======== Dataset excerpts

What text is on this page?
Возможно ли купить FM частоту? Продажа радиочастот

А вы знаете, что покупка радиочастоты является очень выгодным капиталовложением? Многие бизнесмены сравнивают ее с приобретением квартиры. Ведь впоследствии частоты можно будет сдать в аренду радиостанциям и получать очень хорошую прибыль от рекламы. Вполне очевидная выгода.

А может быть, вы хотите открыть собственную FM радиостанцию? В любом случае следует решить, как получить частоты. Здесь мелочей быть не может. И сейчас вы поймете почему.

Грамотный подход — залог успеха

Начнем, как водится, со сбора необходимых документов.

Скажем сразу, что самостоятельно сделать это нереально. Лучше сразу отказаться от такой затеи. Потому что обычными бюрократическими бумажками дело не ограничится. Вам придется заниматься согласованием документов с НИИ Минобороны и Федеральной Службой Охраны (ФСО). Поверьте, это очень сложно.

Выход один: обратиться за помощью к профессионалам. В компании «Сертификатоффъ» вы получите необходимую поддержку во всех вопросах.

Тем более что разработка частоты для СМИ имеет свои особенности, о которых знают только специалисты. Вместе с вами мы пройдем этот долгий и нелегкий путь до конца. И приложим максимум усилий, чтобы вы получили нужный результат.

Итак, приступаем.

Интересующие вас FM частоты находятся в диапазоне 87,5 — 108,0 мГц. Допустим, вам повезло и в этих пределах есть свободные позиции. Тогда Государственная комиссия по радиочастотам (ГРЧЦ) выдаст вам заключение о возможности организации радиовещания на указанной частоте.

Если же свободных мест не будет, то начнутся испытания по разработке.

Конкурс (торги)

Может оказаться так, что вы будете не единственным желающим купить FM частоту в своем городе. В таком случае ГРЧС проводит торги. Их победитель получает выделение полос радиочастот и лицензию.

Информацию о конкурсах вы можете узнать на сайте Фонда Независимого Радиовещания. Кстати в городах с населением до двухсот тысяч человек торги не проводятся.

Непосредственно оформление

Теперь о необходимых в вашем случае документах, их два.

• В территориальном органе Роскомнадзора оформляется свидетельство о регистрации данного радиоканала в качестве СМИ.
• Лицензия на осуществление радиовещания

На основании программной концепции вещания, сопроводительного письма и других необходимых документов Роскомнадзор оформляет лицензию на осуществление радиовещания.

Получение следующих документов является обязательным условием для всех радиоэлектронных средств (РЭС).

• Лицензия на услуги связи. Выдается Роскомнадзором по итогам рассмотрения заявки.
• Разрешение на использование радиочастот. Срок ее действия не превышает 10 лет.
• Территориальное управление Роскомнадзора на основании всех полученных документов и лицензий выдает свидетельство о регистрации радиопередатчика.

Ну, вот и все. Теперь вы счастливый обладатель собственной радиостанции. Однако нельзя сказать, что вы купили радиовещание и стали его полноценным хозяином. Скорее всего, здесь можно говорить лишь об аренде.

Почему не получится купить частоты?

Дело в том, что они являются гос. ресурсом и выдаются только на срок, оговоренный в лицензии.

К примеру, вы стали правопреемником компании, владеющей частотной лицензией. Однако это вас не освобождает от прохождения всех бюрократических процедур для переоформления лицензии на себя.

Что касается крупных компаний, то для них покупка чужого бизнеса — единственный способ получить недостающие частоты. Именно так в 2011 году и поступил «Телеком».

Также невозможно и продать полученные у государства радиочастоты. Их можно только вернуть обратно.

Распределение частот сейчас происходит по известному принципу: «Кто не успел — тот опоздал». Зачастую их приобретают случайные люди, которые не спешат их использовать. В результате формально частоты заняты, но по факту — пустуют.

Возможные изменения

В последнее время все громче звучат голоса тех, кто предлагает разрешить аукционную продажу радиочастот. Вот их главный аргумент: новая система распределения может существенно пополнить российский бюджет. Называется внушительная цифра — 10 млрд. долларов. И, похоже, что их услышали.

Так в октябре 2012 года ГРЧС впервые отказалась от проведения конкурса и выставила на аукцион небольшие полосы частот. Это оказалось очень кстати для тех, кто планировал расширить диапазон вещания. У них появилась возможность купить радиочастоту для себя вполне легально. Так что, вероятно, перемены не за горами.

================

- _The problem_
Each line of the listing above should be output exactly.

- _Correct answer_
What text is on this page?
Возможно ли купить FM частоту? Продажа радиочастот

А вы знаете, что покупка радиочастоты является очень выгодным капиталовложением? Многие бизнесмены сравнивают ее с приобретением квартиры. Ведь впоследствии частоты можно будет сдать в аренду радиостанциям и получать очень хорошую прибыль от рекламы. Вполне очевидная выгода.

А может быть, вы хотите открыть собственную FM радиостанцию? В любом случае следует решить, как получить частоты. Здесь мелочей быть не может. И сейчас вы поймете почему.

Грамотный подход — залог успеха

Начнем, как водится, со сбора необходимых документов.

Скажем сразу, что самостоятельно сделать это нереально. Лучше сразу отказаться от такой затеи. Потому что обычными бюрократическими бумажками дело не ограничится. Вам придется заниматься согласованием документов с НИИ Минобороны и Федеральной Службой Охраны (ФСО). Поверьте, это очень сложно.

Выход один: обратиться за помощью к профессионалам. В компании «Сертификатоффъ» вы получите необходимую поддержку во всех вопросах.

Тем более что разработка частоты для СМИ имеет свои особенности, о которых знают только специалисты. Вместе с вами мы пройдем этот долгий и нелегкий путь до конца. И приложим максимум усилий, чтобы вы получили нужный результат.

Итак, приступаем.

Интересующие вас FM частоты находятся в диапазоне 87,5 — 108,0 мГц. Допустим, вам повезло и в этих пределах есть свободные позиции. Тогда Государственная комиссия по радиочастотам (ГРЧЦ) выдаст вам заключение о возможности организации радиовещания на указанной частоте.

Если же свободных мест не будет, то начнутся испытания по разработке.

Конкурс (торги)

Может оказаться так, что вы будете не единственным желающим купить FM частоту в своем городе. В таком случае ГРЧС проводит торги. Их победитель получает выделение полос радиочастот и лицензию.

Информацию о конкурсах вы можете узнать на сайте Фонда Независимого Радиовещания. Кстати в городах с населением до двухсот тысяч человек торги не проводятся.

Непосредственно оформление

Теперь о необходимых в вашем случае документах, их два.

• В территориальном органе Роскомнадзора оформляется свидетельство о регистрации данного радиоканала в качестве СМИ.
• Лицензия на осуществление радиовещания

На основании программной концепции вещания, сопроводительного письма и других необходимых документов Роскомнадзор оформляет лицензию на осуществление радиовещания.

Получение следующих документов является обязательным условием для всех радиоэлектронных средств (РЭС).

• Лицензия на услуги связи. Выдается Роскомнадзором по итогам рассмотрения заявки.
• Разрешение на использование радиочастот. Срок ее действия не превышает 10 лет.
• Территориальное управление Роскомнадзора на основании всех полученных документов и лицензий выдает свидетельство о регистрации радиопередатчика.

Ну, вот и все. Теперь вы счастливый обладатель собственной радиостанции. Однако нельзя сказать, что вы купили радиовещание и стали его полноценным хозяином. Скорее всего, здесь можно говорить лишь об аренде.

Почему не получится купить частоты?

Дело в том, что они являются гос. ресурсом и выдаются только на срок, оговоренный в лицензии.

К примеру, вы стали правопреемником компании, владеющей частотной лицензией. Однако это вас не освобождает от прохождения всех бюрократических процедур для переоформления лицензии на себя.

Что касается крупных компаний, то для них покупка чужого бизнеса — единственный способ получить недостающие частоты. Именно так в 2011 году и поступил «Телеком».

Также невозможно и продать полученные у государства радиочастоты. Их можно только вернуть обратно.

Распределение частот сейчас происходит по известному принципу: «Кто не успел — тот опоздал». Зачастую их приобретают случайные люди, которые не спешат их использовать. В результате формально частоты заняты, но по факту — пустуют.

Возможные изменения

В последнее время все громче звучат голоса тех, кто предлагает разрешить аукционную продажу радиочастот. Вот их главный аргумент: новая система распределения может существенно пополнить российский бюджет. Называется внушительная цифра — 10 млрд. долларов. И, похоже, что их услышали.

Так в октябре 2012 года ГРЧС впервые отказалась от проведения конкурса и выставила на аукцион небольшие полосы частот. Это оказалось очень кстати для тех, кто планировал расширить диапазон вещания. У них появилась возможность купить радиочастоту для себя вполне легально. Так что, вероятно, перемены не за горами.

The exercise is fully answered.